(Collection entries)
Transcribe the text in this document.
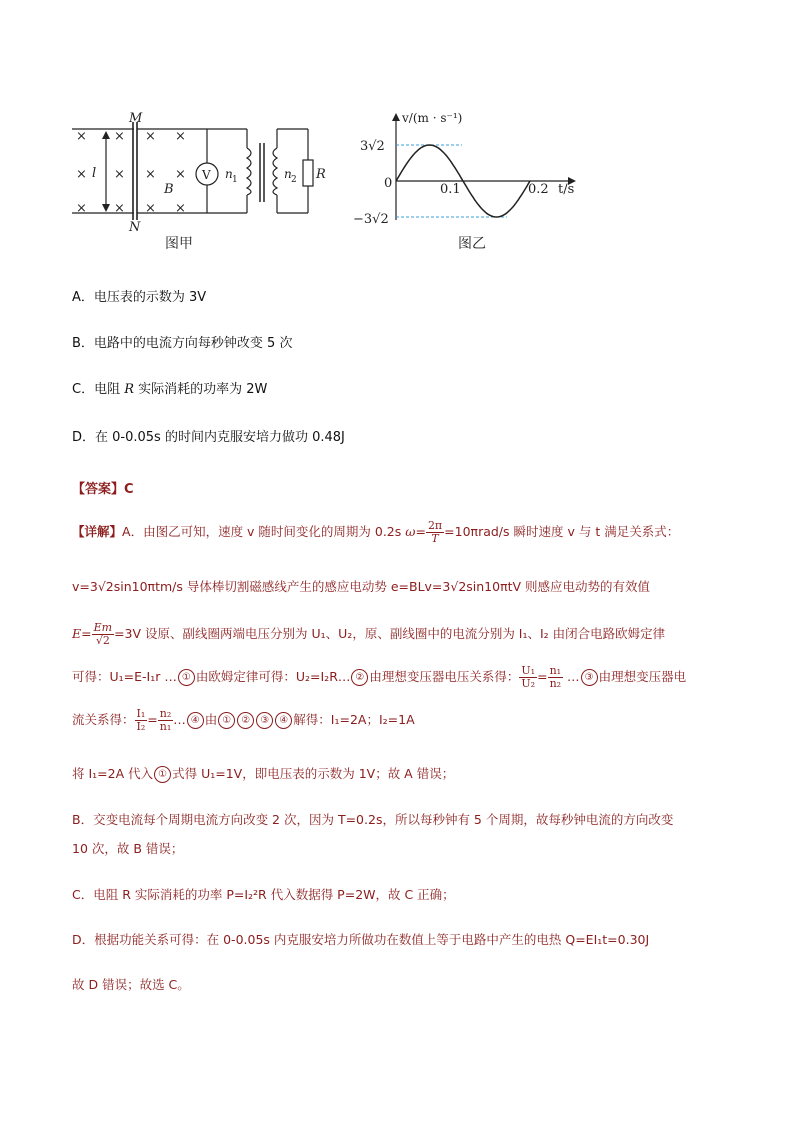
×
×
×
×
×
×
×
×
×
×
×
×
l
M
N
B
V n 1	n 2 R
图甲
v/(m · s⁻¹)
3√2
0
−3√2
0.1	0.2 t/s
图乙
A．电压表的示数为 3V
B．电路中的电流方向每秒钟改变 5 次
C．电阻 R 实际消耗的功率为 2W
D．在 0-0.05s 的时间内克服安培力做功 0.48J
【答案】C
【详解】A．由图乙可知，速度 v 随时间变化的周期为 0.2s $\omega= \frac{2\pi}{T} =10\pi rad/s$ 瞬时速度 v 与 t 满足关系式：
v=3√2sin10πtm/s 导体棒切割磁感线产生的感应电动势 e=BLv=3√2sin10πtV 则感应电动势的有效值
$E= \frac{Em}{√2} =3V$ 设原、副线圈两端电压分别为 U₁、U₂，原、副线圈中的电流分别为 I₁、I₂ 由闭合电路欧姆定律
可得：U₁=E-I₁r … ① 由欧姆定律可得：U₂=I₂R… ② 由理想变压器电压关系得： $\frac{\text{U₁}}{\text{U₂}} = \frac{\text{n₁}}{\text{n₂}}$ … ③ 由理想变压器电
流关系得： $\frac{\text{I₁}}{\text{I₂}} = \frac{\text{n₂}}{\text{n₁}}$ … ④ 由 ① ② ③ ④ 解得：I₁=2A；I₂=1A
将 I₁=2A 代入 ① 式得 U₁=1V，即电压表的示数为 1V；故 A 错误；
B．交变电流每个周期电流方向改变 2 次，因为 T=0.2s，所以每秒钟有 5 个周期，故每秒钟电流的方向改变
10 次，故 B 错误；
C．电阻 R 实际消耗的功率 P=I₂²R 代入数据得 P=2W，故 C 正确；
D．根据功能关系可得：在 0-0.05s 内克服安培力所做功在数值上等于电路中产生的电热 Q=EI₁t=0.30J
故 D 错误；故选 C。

==

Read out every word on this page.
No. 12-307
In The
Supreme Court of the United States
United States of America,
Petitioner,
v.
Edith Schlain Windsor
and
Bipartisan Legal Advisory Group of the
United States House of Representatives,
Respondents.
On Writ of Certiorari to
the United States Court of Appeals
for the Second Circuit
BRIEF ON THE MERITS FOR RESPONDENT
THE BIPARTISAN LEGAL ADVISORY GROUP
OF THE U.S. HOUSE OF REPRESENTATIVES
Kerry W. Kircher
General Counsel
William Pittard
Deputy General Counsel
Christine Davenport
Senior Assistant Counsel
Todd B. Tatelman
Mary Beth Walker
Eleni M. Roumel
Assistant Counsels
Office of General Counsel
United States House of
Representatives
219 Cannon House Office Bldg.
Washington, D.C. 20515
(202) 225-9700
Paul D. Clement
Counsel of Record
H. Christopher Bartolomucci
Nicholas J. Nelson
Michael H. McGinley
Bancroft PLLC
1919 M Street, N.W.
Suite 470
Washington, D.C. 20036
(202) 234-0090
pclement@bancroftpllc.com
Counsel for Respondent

#### Challenge
From the entries above, return each line with the word "Assistant" in it.

#### Result below
Senior Assistant Counsel
Assistant Counsels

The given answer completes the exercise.